- _Written problem_: Without the pictures, reproduce the records that follow exactly.
----- Data provided -----
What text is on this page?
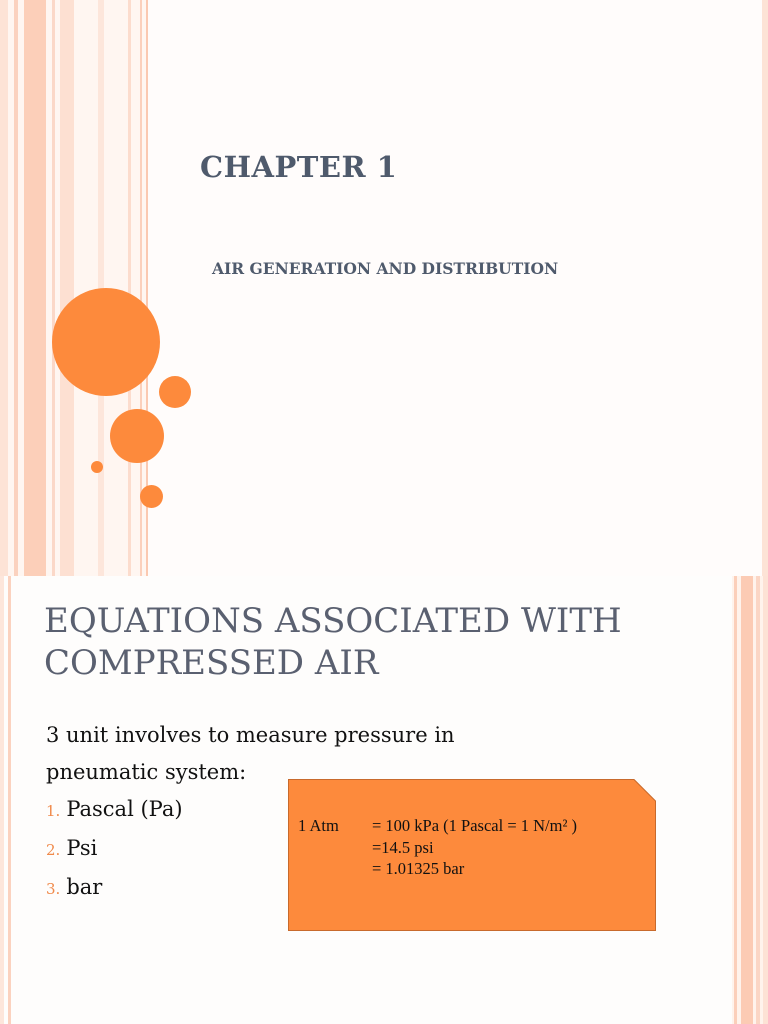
CHAPTER 1
AIR GENERATION AND DISTRIBUTION
EQUATIONS ASSOCIATED WITH
COMPRESSED AIR
3 unit involves to measure pressure in
pneumatic system:
1. Pascal (Pa)
2. Psi
3. bar
1 Atm = 100 kPa (1 Pascal = 1 N/m² )
=14.5 psi
= 1.01325 bar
-----
- _Exercise solution_:
What text is on this page?
CHAPTER 1
AIR GENERATION AND DISTRIBUTION
EQUATIONS ASSOCIATED WITH
COMPRESSED AIR
3 unit involves to measure pressure in
pneumatic system:
1. Pascal (Pa)
2. Psi
3. bar
1 Atm = 100 kPa (1 Pascal = 1 N/m² )
=14.5 psi
= 1.01325 bar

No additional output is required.